What the task requires>
Gather all lines in the records below that include the word "ball".

------

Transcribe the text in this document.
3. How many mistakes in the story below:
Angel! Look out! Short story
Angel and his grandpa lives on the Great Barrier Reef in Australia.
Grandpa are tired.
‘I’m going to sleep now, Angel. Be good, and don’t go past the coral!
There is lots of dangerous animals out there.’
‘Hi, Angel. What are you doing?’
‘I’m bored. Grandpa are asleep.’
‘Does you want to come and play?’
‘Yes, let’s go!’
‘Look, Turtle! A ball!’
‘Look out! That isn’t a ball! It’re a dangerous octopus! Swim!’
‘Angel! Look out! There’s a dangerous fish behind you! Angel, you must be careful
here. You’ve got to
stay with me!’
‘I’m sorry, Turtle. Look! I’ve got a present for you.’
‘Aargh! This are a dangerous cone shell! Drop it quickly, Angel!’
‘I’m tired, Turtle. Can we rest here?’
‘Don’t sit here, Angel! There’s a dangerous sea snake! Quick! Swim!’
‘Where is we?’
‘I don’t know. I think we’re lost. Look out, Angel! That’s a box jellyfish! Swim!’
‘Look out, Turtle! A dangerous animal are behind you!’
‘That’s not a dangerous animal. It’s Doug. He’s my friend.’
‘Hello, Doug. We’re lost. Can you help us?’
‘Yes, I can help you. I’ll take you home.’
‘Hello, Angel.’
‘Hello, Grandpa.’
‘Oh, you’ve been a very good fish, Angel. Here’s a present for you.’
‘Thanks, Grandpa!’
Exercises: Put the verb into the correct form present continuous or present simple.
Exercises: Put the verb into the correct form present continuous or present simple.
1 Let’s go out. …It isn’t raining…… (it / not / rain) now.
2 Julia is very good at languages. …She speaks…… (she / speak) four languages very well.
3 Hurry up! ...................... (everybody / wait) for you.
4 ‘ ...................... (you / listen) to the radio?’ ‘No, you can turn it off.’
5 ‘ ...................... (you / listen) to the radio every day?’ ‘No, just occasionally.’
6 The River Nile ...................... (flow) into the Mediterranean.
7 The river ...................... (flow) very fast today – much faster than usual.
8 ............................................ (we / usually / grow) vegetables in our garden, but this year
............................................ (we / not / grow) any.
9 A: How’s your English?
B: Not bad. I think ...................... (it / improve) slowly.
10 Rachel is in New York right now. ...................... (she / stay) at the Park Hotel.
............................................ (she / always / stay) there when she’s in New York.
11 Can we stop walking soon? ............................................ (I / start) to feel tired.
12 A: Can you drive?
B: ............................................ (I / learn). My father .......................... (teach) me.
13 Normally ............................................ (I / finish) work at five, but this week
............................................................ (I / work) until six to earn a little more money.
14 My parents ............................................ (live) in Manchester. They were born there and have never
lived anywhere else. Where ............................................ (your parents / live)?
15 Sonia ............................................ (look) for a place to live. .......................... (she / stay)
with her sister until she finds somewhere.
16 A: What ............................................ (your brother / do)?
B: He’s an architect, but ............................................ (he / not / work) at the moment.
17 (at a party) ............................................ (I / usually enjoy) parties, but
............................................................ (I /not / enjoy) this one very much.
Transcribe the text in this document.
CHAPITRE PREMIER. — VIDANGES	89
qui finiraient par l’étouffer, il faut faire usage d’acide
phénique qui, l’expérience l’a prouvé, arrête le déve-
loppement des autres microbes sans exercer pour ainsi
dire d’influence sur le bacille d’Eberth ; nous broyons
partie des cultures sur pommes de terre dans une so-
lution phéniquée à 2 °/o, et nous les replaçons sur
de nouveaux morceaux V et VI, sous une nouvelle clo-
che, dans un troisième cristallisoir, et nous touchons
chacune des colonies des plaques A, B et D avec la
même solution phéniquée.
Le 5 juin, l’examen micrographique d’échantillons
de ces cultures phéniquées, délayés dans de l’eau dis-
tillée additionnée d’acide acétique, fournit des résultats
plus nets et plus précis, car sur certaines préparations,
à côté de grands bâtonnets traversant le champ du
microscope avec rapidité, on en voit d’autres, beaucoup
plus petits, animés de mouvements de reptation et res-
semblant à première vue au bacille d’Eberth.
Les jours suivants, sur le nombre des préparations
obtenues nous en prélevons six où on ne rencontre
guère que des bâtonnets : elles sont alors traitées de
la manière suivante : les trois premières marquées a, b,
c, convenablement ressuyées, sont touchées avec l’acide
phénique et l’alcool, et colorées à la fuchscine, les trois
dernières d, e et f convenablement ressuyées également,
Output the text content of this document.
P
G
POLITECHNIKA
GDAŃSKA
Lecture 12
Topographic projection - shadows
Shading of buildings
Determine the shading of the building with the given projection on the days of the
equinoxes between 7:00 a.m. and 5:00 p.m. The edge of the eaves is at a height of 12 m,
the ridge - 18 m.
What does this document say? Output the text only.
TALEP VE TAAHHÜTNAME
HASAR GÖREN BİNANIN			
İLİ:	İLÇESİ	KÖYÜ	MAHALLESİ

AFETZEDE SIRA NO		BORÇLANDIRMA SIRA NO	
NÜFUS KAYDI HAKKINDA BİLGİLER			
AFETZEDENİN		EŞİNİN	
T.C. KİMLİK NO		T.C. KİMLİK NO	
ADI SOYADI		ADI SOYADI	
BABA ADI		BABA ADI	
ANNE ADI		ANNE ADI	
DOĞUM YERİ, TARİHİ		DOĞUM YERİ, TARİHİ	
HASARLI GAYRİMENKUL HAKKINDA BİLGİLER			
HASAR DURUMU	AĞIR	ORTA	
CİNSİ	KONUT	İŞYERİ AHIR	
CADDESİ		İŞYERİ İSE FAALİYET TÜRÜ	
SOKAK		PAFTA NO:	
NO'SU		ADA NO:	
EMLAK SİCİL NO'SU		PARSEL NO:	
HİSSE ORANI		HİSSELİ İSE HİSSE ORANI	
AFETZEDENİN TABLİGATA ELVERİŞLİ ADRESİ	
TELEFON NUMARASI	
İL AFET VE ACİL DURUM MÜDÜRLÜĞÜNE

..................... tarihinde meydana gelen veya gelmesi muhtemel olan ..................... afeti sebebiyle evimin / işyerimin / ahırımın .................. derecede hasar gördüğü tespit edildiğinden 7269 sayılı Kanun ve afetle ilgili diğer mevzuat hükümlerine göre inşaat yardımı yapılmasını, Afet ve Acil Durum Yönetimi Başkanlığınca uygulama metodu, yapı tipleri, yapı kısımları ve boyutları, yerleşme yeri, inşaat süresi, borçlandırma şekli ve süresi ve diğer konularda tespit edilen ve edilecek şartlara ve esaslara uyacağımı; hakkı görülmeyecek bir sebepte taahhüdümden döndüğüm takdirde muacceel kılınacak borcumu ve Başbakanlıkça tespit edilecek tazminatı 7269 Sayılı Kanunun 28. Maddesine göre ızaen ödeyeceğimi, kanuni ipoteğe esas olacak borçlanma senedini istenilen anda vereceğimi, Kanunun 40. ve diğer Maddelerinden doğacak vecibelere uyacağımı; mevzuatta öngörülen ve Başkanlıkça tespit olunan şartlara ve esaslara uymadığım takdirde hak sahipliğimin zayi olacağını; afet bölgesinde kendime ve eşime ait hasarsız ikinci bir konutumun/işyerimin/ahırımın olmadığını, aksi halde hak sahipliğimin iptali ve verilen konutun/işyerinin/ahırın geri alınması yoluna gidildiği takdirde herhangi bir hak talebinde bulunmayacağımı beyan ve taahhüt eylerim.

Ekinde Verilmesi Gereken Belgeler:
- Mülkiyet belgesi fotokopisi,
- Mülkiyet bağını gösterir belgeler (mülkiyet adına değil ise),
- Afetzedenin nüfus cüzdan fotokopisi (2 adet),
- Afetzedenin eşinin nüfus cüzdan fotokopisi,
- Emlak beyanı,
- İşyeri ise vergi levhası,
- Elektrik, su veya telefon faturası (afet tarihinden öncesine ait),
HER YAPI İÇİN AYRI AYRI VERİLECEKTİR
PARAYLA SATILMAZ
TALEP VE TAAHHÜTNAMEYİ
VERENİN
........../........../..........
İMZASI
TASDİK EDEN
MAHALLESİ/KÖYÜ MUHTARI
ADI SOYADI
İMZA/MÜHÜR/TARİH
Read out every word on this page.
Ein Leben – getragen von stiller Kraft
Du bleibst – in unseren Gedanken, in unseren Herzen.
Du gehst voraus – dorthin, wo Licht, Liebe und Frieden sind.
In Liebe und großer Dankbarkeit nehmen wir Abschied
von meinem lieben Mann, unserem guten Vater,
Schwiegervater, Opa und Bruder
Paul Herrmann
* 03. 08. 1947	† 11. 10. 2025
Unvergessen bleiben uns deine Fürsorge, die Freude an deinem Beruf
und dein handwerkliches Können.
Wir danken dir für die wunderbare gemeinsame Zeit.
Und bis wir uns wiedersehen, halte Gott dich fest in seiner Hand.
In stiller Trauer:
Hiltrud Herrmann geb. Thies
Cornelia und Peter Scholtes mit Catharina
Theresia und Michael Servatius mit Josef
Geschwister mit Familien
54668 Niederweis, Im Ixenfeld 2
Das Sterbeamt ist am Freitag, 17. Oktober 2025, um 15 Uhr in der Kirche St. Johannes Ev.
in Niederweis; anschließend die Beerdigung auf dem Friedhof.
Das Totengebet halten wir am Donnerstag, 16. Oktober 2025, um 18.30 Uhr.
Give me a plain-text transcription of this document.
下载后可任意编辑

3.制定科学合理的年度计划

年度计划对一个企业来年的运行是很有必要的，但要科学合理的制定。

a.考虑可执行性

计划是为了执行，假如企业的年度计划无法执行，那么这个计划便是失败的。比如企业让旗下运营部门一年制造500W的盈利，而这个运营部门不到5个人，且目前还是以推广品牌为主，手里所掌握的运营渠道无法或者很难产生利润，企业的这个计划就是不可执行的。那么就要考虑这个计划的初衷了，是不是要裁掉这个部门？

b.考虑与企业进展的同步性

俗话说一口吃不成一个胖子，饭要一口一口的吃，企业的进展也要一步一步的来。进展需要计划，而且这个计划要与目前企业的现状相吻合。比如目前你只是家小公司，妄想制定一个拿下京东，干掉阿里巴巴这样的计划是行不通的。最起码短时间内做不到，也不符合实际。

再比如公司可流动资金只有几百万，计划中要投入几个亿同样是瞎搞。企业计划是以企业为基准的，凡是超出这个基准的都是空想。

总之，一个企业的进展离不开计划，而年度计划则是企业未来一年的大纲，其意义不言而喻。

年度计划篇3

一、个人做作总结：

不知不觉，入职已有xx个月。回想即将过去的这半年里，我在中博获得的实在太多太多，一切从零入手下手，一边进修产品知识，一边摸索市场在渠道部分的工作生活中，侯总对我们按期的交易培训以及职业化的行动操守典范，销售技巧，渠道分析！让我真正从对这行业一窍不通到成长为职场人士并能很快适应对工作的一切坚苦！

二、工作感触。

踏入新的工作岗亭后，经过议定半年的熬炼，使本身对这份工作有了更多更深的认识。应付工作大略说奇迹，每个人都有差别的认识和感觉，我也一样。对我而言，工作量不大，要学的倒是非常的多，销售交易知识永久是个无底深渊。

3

------

Response below>
‘Look, Turtle! A ball!’
‘Look out! That isn’t a ball! It’re a dangerous octopus! Swim!’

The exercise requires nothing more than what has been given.